[Dataset excerpt]
- - - - - - -

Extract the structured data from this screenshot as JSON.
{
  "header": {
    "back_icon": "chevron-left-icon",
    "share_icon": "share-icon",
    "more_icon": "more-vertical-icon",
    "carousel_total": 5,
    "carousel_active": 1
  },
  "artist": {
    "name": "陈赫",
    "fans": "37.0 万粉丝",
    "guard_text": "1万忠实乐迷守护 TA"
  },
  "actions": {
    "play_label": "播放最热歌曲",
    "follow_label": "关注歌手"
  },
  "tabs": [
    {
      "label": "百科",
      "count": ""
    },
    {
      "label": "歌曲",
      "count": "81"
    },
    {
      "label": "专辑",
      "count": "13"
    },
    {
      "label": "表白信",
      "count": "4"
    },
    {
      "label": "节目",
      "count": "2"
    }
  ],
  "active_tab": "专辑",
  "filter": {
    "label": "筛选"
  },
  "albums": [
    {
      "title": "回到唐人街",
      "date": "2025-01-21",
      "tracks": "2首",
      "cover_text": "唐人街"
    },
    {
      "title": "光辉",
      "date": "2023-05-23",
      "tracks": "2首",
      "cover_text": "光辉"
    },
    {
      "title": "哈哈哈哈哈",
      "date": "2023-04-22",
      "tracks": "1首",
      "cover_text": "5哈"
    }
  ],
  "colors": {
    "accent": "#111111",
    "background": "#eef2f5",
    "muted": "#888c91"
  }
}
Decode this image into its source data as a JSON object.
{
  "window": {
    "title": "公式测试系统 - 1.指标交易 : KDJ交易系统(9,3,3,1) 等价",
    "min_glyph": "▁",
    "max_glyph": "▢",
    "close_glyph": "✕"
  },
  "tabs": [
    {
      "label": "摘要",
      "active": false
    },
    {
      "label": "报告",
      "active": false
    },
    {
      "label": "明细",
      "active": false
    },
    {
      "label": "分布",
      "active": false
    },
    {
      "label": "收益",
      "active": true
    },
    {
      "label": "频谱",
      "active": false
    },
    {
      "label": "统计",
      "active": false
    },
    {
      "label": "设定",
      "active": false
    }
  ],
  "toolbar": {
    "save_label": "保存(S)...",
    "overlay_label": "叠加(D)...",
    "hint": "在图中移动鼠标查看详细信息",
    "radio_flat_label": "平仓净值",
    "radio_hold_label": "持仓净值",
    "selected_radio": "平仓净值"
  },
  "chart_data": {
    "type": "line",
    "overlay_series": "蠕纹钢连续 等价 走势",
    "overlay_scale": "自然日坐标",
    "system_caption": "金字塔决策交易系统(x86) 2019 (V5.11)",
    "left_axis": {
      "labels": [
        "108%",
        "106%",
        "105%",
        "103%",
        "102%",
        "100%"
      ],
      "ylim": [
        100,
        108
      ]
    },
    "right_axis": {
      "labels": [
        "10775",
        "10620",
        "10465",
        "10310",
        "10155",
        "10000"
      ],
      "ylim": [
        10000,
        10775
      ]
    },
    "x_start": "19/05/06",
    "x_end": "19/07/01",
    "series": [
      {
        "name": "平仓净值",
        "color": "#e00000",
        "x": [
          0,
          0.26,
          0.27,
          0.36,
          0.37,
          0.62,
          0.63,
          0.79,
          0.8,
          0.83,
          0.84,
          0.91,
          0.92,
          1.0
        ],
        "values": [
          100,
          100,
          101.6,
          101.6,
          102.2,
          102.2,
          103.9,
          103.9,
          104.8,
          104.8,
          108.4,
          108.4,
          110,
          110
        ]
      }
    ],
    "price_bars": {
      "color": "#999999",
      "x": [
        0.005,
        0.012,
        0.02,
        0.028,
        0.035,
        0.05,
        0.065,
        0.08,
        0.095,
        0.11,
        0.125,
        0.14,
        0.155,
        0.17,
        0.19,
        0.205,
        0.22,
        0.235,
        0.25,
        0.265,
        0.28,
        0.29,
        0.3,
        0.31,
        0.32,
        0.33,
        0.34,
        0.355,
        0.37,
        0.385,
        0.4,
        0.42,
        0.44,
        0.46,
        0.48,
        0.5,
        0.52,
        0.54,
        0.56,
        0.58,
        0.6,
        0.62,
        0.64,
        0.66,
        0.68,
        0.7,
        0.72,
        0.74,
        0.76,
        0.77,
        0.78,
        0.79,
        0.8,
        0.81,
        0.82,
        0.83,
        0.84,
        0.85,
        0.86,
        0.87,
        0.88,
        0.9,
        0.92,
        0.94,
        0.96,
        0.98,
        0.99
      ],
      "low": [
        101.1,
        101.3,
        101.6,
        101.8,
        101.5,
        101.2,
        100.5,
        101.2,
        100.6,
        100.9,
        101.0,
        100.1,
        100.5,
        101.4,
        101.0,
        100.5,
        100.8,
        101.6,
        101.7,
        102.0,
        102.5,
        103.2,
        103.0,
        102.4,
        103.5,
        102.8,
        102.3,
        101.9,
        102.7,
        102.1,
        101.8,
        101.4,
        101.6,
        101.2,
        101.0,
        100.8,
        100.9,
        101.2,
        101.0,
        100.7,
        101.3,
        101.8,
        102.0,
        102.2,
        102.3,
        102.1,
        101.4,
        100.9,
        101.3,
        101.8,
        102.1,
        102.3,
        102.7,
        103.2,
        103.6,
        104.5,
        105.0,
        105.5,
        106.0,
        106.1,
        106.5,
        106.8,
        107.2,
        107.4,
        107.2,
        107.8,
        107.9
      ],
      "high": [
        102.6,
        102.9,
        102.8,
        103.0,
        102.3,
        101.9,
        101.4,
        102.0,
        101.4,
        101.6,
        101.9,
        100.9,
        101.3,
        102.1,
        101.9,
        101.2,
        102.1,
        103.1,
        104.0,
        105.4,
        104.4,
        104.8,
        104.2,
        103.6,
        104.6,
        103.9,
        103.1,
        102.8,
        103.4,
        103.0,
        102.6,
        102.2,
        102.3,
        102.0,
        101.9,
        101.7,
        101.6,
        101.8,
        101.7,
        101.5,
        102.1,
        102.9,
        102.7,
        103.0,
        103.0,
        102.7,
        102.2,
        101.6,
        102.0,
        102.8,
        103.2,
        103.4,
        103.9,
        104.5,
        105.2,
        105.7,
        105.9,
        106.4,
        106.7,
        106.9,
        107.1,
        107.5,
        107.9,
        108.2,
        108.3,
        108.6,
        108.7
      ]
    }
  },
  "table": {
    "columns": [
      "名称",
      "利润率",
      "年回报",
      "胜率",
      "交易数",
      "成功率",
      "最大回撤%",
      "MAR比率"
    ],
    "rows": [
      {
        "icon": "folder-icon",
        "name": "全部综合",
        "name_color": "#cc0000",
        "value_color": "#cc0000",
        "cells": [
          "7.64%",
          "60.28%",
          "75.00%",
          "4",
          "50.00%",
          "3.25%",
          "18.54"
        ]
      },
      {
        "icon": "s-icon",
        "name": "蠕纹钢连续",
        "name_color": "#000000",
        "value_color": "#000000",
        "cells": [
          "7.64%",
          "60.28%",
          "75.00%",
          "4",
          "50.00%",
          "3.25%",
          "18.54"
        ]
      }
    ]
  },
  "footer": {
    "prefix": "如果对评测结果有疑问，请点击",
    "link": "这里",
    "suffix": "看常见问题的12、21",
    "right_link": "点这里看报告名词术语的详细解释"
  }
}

- - - - - - -

■ To do ■
Report every line containing the word "平仓净值" from the listing above.

■ Output below ■
    "radio_flat_label": "平仓净值",
    "selected_radio": "平仓净值"
        "name": "平仓净值",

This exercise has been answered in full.